Aim of the exercise >>
Look through the material below for "this". Copy every line that contains it.
# Given records start
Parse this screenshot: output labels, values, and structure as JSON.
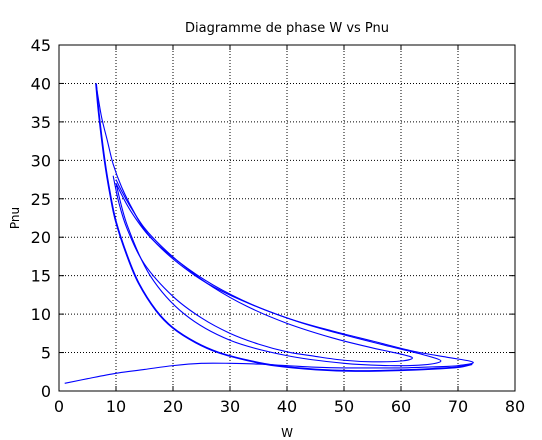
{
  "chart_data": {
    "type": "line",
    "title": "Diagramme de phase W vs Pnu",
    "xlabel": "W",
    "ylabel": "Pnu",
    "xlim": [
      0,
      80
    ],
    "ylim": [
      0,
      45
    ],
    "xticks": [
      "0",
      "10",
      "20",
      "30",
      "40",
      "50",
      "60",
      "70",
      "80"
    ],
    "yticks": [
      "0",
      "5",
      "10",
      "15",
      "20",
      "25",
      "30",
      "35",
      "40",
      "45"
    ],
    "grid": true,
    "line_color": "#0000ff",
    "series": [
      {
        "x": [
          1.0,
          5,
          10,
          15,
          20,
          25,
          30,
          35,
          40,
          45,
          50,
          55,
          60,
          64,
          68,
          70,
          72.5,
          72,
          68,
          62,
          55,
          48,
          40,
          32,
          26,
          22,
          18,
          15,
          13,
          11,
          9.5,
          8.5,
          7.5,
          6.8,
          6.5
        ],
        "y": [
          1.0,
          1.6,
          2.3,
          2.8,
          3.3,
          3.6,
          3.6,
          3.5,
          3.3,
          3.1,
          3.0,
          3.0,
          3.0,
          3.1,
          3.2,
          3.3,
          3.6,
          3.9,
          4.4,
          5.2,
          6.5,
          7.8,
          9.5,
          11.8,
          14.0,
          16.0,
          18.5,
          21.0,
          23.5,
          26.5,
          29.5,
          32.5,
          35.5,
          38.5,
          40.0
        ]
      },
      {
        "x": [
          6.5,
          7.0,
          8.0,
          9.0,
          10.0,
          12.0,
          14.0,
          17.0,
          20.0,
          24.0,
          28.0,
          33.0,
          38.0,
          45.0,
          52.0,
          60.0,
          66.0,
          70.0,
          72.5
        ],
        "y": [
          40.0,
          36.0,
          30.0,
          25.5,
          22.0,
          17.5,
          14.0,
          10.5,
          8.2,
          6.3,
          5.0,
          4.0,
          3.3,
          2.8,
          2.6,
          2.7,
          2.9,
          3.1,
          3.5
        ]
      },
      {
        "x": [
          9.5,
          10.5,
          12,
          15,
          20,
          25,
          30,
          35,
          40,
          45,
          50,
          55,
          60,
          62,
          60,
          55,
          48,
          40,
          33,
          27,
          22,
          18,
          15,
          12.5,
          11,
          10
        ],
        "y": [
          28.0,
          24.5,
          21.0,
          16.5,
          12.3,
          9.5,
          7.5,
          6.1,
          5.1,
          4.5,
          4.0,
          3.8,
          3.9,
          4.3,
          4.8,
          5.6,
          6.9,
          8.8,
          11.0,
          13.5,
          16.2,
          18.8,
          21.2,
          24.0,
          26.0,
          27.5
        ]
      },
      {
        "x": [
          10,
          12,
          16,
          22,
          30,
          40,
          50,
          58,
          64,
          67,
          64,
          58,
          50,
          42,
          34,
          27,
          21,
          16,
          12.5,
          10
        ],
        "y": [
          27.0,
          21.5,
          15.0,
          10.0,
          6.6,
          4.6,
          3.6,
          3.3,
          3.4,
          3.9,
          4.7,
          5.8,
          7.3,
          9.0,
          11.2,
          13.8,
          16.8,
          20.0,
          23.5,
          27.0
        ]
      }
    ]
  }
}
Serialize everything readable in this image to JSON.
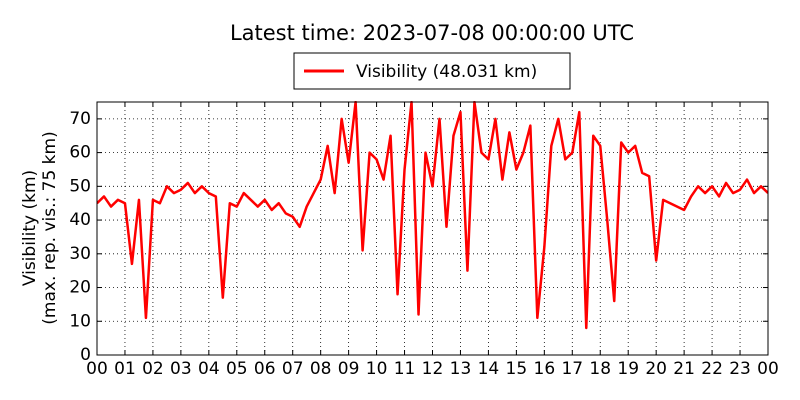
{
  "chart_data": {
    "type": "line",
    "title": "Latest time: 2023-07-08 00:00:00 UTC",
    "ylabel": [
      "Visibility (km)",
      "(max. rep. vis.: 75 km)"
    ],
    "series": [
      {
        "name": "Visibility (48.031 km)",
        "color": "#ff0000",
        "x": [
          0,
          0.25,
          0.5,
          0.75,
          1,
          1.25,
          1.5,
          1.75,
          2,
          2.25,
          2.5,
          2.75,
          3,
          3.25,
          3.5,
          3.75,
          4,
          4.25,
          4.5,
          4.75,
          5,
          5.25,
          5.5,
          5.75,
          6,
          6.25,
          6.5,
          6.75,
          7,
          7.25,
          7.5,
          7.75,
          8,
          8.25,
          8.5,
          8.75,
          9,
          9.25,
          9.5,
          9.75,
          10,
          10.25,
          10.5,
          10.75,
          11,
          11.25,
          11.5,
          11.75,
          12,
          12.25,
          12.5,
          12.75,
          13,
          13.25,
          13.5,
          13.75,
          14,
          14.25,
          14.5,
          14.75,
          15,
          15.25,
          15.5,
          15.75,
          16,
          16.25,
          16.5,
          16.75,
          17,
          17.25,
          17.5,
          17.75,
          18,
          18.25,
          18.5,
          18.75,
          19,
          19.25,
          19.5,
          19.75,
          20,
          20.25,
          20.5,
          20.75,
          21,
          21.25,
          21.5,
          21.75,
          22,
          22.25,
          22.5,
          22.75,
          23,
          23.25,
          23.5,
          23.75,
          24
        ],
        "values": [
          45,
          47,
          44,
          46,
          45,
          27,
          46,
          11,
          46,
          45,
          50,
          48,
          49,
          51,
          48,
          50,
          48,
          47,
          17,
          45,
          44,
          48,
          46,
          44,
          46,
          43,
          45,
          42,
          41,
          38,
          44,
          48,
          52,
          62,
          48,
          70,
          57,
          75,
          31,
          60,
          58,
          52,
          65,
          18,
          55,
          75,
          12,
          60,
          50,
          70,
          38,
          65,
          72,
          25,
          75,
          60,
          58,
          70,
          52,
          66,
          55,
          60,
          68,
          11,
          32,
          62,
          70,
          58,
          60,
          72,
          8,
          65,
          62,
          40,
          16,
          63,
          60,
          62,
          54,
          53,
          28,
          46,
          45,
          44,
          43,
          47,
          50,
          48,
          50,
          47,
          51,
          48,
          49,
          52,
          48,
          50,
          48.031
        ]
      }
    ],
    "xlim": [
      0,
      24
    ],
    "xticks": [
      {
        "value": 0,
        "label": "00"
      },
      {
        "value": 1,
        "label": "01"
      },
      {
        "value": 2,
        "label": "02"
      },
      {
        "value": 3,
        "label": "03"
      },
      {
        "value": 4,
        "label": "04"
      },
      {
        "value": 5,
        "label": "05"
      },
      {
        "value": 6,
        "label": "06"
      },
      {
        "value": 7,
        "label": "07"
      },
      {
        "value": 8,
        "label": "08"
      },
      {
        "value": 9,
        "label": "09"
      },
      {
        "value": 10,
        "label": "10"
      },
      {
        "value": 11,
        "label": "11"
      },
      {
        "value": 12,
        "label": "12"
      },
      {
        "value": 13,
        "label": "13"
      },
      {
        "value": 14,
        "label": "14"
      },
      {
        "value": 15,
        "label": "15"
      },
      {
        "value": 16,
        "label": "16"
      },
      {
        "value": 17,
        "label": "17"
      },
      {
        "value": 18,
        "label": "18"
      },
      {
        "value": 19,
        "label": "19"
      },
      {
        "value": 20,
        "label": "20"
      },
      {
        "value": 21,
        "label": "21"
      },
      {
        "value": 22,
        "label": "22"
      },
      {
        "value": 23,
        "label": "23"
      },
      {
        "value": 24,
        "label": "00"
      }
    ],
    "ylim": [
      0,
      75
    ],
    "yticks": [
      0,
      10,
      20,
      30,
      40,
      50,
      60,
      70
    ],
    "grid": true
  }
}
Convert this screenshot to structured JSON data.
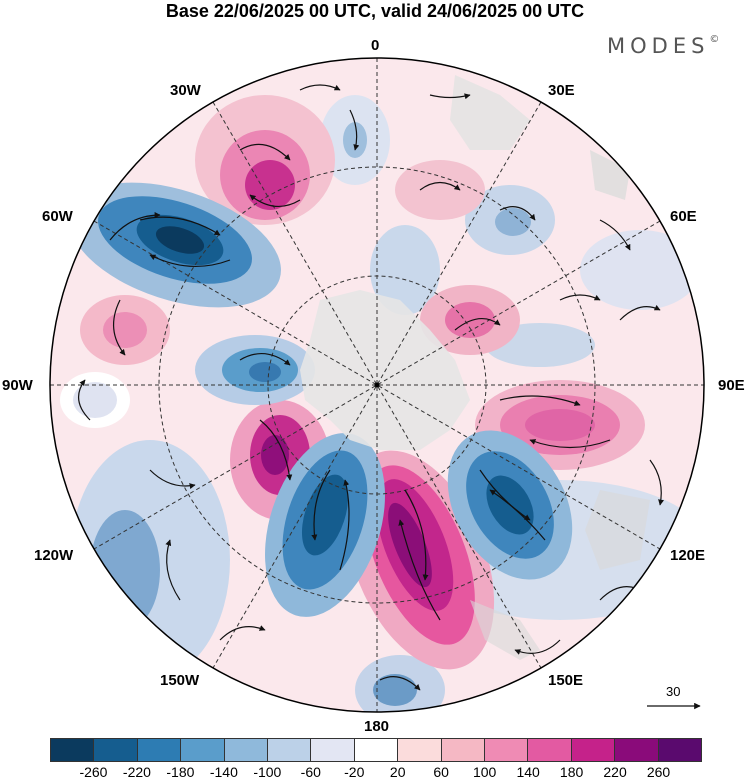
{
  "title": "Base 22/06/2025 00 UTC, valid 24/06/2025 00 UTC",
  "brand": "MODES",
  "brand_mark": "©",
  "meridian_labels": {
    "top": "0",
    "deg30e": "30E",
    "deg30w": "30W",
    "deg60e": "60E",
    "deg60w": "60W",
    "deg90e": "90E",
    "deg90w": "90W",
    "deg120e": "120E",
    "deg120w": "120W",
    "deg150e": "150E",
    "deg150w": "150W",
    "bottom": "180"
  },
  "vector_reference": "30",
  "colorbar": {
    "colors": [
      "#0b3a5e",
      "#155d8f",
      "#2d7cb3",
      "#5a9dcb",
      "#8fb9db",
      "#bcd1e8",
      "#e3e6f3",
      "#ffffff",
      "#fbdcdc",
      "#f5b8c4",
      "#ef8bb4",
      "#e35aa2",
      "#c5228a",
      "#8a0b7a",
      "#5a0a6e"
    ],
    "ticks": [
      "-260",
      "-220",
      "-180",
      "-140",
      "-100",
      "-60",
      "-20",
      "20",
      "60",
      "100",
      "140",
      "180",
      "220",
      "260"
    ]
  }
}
# Given records end
# Given records start
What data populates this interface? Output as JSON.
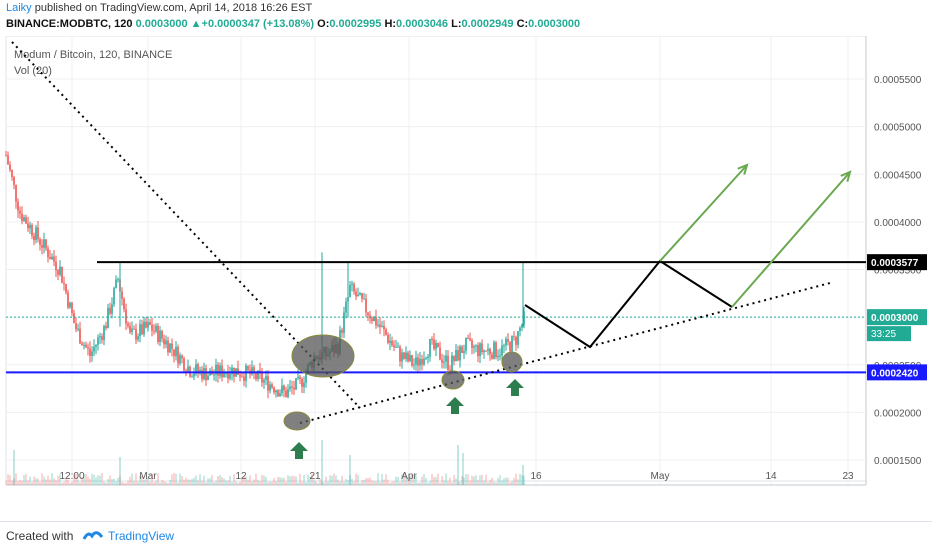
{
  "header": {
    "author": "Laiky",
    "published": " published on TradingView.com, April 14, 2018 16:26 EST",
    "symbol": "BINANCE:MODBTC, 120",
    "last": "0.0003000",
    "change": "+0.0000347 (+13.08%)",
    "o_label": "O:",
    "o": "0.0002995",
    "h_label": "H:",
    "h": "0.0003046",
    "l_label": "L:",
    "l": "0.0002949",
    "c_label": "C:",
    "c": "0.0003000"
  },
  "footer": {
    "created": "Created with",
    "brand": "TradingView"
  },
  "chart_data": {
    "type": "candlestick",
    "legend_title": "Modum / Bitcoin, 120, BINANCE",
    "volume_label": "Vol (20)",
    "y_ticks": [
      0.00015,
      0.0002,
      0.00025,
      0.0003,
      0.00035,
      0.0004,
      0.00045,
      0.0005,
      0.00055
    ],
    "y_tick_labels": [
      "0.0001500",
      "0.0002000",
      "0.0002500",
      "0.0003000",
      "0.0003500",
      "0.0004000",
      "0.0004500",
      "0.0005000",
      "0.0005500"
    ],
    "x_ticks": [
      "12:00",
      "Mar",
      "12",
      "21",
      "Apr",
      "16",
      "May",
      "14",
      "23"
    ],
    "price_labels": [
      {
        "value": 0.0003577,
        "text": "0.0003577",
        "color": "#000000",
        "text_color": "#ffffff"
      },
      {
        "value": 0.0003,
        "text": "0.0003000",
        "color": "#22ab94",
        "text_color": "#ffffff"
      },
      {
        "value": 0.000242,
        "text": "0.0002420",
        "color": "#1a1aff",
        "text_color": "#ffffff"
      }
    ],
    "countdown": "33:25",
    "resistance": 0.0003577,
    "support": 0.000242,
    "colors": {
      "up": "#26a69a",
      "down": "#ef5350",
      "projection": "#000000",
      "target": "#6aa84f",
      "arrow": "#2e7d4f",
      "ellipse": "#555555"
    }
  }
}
# Given records end
Result of the task >>
Parse this screenshot: output labels, values, and structure as JSON.
Serialize everything readable in this image to JSON.
Convert this screenshot to structured JSON data.
What data populates this interface? Output as JSON.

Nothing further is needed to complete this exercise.